Exercise »
Pick out each line with the word "metros" from the material that follows.

(Saved entries)
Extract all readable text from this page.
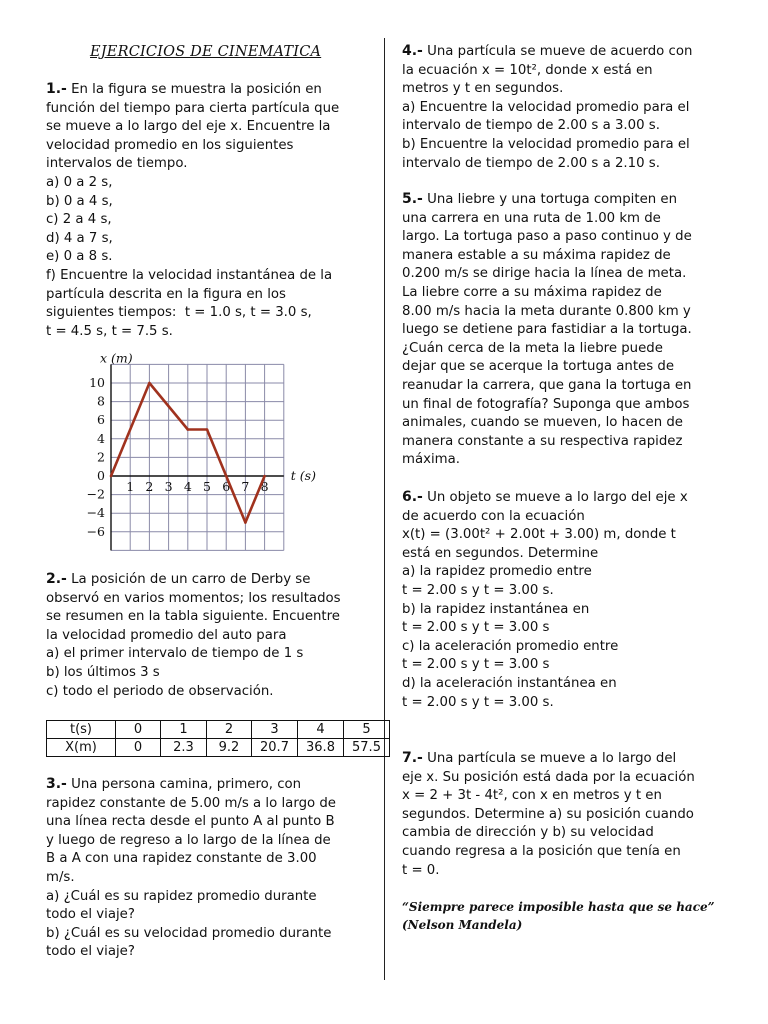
EJERCICIOS DE CINEMATICA

1.- En la figura se muestra la posición en

función del tiempo para cierta partícula que

se mueve a lo largo del eje x. Encuentre la

velocidad promedio en los siguientes

intervalos de tiempo.

a) 0 a 2 s,

b) 0 a 4 s,

c) 2 a 4 s,

d) 4 a 7 s,

e) 0 a 8 s.

f) Encuentre la velocidad instantánea de la

partícula descrita en la figura en los

siguientes tiempos:  t = 1.0 s, t = 3.0 s,

t = 4.5 s, t = 7.5 s.

10
8
6
4
2
0
−2
−4
−6
1 2 3 4 5 6 7 8
x (m)
t (s)

2.- La posición de un carro de Derby se

observó en varios momentos; los resultados

se resumen en la tabla siguiente. Encuentre

la velocidad promedio del auto para

a) el primer intervalo de tiempo de 1 s

b) los últimos 3 s

c) todo el periodo de observación.

t(s)	0	1	2	3	4	5
X(m)	0	2.3	9.2	20.7	36.8	57.5

3.- Una persona camina, primero, con

rapidez constante de 5.00 m/s a lo largo de

una línea recta desde el punto A al punto B

y luego de regreso a lo largo de la línea de

B a A con una rapidez constante de 3.00

m/s.

a) ¿Cuál es su rapidez promedio durante

todo el viaje?

b) ¿Cuál es su velocidad promedio durante

todo el viaje?

4.- Una partícula se mueve de acuerdo con

la ecuación x = 10t², donde x está en

metros y t en segundos.

a) Encuentre la velocidad promedio para el

intervalo de tiempo de 2.00 s a 3.00 s.

b) Encuentre la velocidad promedio para el

intervalo de tiempo de 2.00 s a 2.10 s.

5.- Una liebre y una tortuga compiten en

una carrera en una ruta de 1.00 km de

largo. La tortuga paso a paso continuo y de

manera estable a su máxima rapidez de

0.200 m/s se dirige hacia la línea de meta.

La liebre corre a su máxima rapidez de

8.00 m/s hacia la meta durante 0.800 km y

luego se detiene para fastidiar a la tortuga.

¿Cuán cerca de la meta la liebre puede

dejar que se acerque la tortuga antes de

reanudar la carrera, que gana la tortuga en

un final de fotografía? Suponga que ambos

animales, cuando se mueven, lo hacen de

manera constante a su respectiva rapidez

máxima.

6.- Un objeto se mueve a lo largo del eje x

de acuerdo con la ecuación

x(t) = (3.00t² + 2.00t + 3.00) m, donde t

está en segundos. Determine

a) la rapidez promedio entre

t = 2.00 s y t = 3.00 s.

b) la rapidez instantánea en

t = 2.00 s y t = 3.00 s

c) la aceleración promedio entre

t = 2.00 s y t = 3.00 s

d) la aceleración instantánea en

t = 2.00 s y t = 3.00 s.

7.- Una partícula se mueve a lo largo del

eje x. Su posición está dada por la ecuación

x = 2 + 3t - 4t², con x en metros y t en

segundos. Determine a) su posición cuando

cambia de dirección y b) su velocidad

cuando regresa a la posición que tenía en

t = 0.

“Siempre parece imposible hasta que se hace”
(Nelson Mandela)
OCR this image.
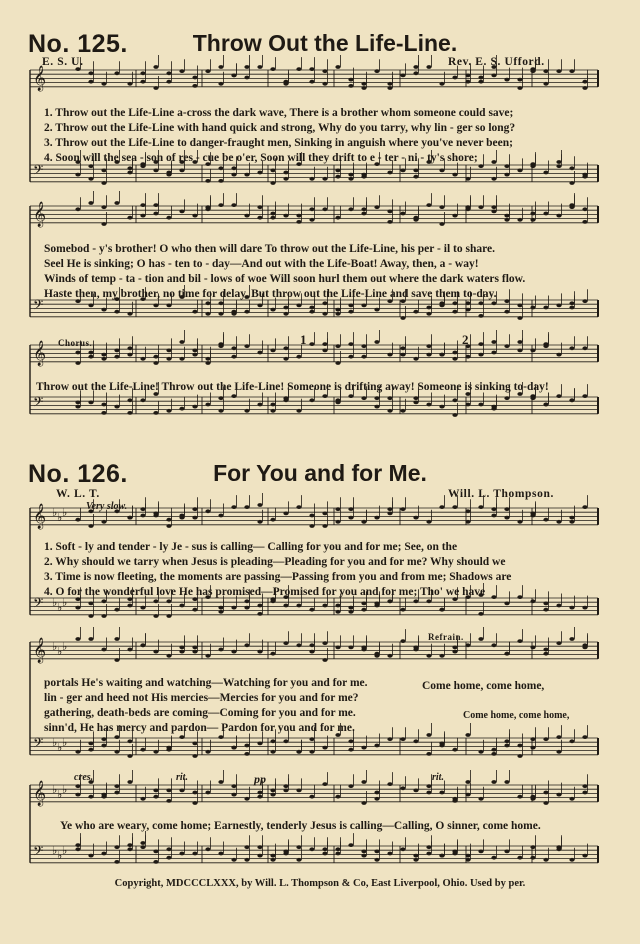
𝄞
𝄢
𝄞
𝄢
𝄞
𝄢
𝄞 ♭ ♭ ♭
𝄢 ♭ ♭ ♭
𝄞 ♭ ♭ ♭
𝄢 ♭ ♭ ♭
𝄞 ♭ ♭ ♭
𝄢 ♭ ♭ ♭
No. 125.	Throw Out the Life-Line.
E. S. U.	Rev. E. S. Ufford.
1. Throw out the Life-Line a-cross the dark wave, There is a brother whom someone could save;
2. Throw out the Life-Line with hand quick and strong, Why do you tarry, why lin - ger so long?
3. Throw out the Life-Line to danger-fraught men, Sinking in anguish where you've never been;
4. Soon will the sea - son of res - cue be o'er, Soon will they drift to e - ter - ni - ty's shore;
Somebod - y's brother! O who then will dare To throw out the Life-Line, his per - il to share.
Seel He is sinking; O has - ten to - day—And out with the Life-Boat! Away, then, a - way!
Winds of temp - ta - tion and bil - lows of woe Will soon hurl them out where the dark waters flow.
Haste then, my brother, no time for delay, But throw out the Life-Line and save them to-day.
Chorus.	1	2
Throw out the Life-Line! Throw out the Life-Line! Someone is drifting away! Someone is sinking to-day!
No. 126.	For You and for Me.
W. L. T.	Will. L. Thompson.
Very slow.
1. Soft - ly and tender - ly Je - sus is calling— Calling for you and for me; See, on the
2. Why should we tarry when Jesus is pleading—Pleading for you and for me? Why should we
3. Time is now fleeting, the moments are passing—Passing from you and from me; Shadows are
4. O for the wonderful love He has promised—Promised for you and for me; Tho' we have
Refrain.
portals He's waiting and watching—Watching for you and for me.
lin - ger and heed not His mercies—Mercies for you and for me?
gathering, death-beds are coming—Coming for you and for me.
sinn'd, He has mercy and pardon— Pardon for you and for me.
Come home, come home,
Come home, come home,
cres.	rit.	pp	rit.
Ye who are weary, come home; Earnestly, tenderly Jesus is calling—Calling, O sinner, come home.
Copyright, MDCCCLXXX, by Will. L. Thompson & Co, East Liverpool, Ohio. Used by per.
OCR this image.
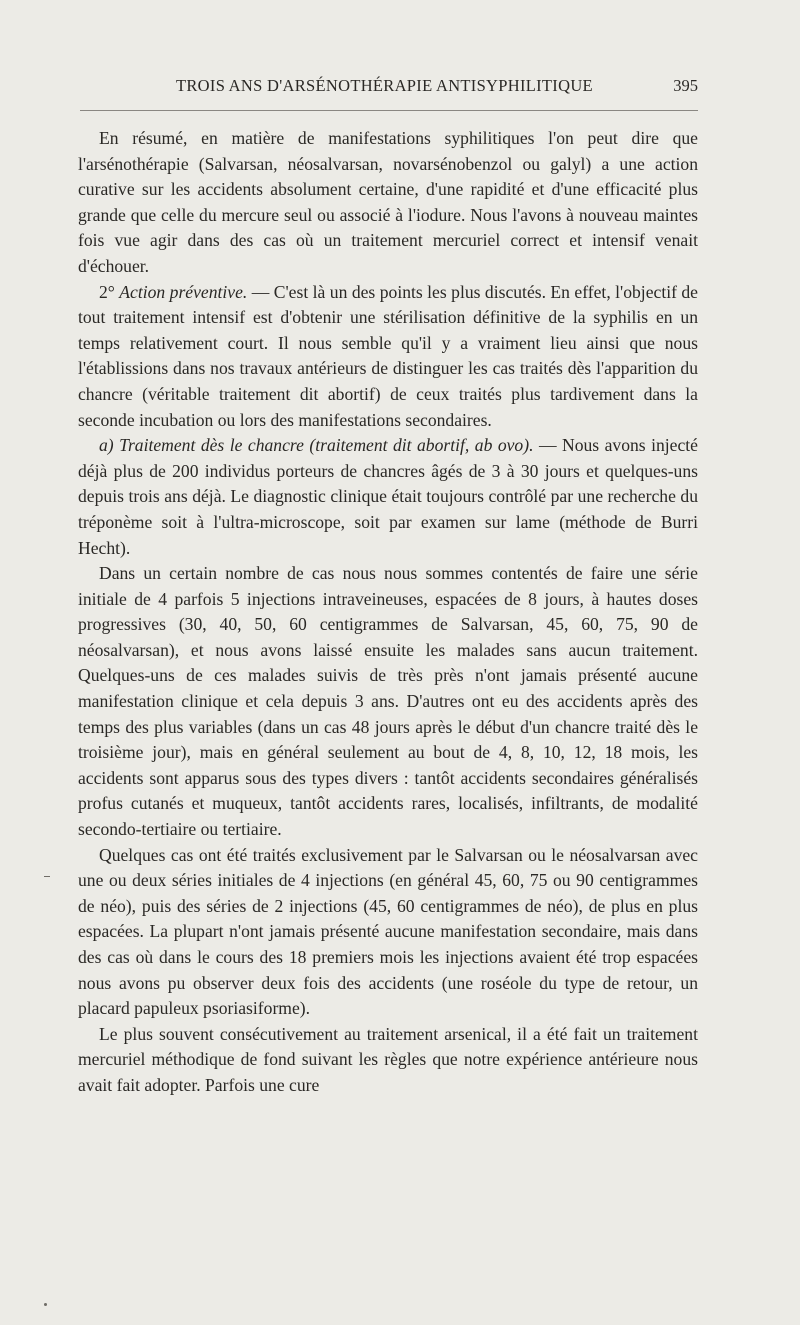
TROIS ANS D'ARSÉNOTHÉRAPIE ANTISYPHILITIQUE	395

En résumé, en matière de manifestations syphilitiques l'on peut dire que l'arsénothérapie (Salvarsan, néosalvarsan, novarsénobenzol ou galyl) a une action curative sur les accidents absolument certaine, d'une rapidité et d'une efficacité plus grande que celle du mercure seul ou associé à l'iodure. Nous l'avons à nouveau maintes fois vue agir dans des cas où un traitement mercuriel correct et intensif venait d'échouer.

2° Action préventive. — C'est là un des points les plus discutés. En effet, l'objectif de tout traitement intensif est d'obtenir une stérilisation définitive de la syphilis en un temps relativement court. Il nous semble qu'il y a vraiment lieu ainsi que nous l'établissions dans nos travaux antérieurs de distinguer les cas traités dès l'apparition du chancre (véritable traitement dit abortif) de ceux traités plus tardivement dans la seconde incubation ou lors des manifestations secondaires.

a) Traitement dès le chancre (traitement dit abortif, ab ovo). — Nous avons injecté déjà plus de 200 individus porteurs de chancres âgés de 3 à 30 jours et quelques-uns depuis trois ans déjà. Le diagnostic clinique était toujours contrôlé par une recherche du tréponème soit à l'ultra-microscope, soit par examen sur lame (méthode de Burri Hecht).

Dans un certain nombre de cas nous nous sommes contentés de faire une série initiale de 4 parfois 5 injections intraveineuses, espacées de 8 jours, à hautes doses progressives (30, 40, 50, 60 centigrammes de Salvarsan, 45, 60, 75, 90 de néosalvarsan), et nous avons laissé ensuite les malades sans aucun traitement. Quelques-uns de ces malades suivis de très près n'ont jamais présenté aucune manifestation clinique et cela depuis 3 ans. D'autres ont eu des accidents après des temps des plus variables (dans un cas 48 jours après le début d'un chancre traité dès le troisième jour), mais en général seulement au bout de 4, 8, 10, 12, 18 mois, les accidents sont apparus sous des types divers : tantôt accidents secondaires généralisés profus cutanés et muqueux, tantôt accidents rares, localisés, infiltrants, de modalité secondo-tertiaire ou tertiaire.

Quelques cas ont été traités exclusivement par le Salvarsan ou le néosalvarsan avec une ou deux séries initiales de 4 injections (en général 45, 60, 75 ou 90 centigrammes de néo), puis des séries de 2 injections (45, 60 centigrammes de néo), de plus en plus espacées. La plupart n'ont jamais présenté aucune manifestation secondaire, mais dans des cas où dans le cours des 18 premiers mois les injections avaient été trop espacées nous avons pu observer deux fois des accidents (une roséole du type de retour, un placard papuleux psoriasiforme).

Le plus souvent consécutivement au traitement arsenical, il a été fait un traitement mercuriel méthodique de fond suivant les règles que notre expérience antérieure nous avait fait adopter. Parfois une cure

Response to this exercise »
metros y t en segundos.
x = 2 + 3t - 4t², con x en metros y t en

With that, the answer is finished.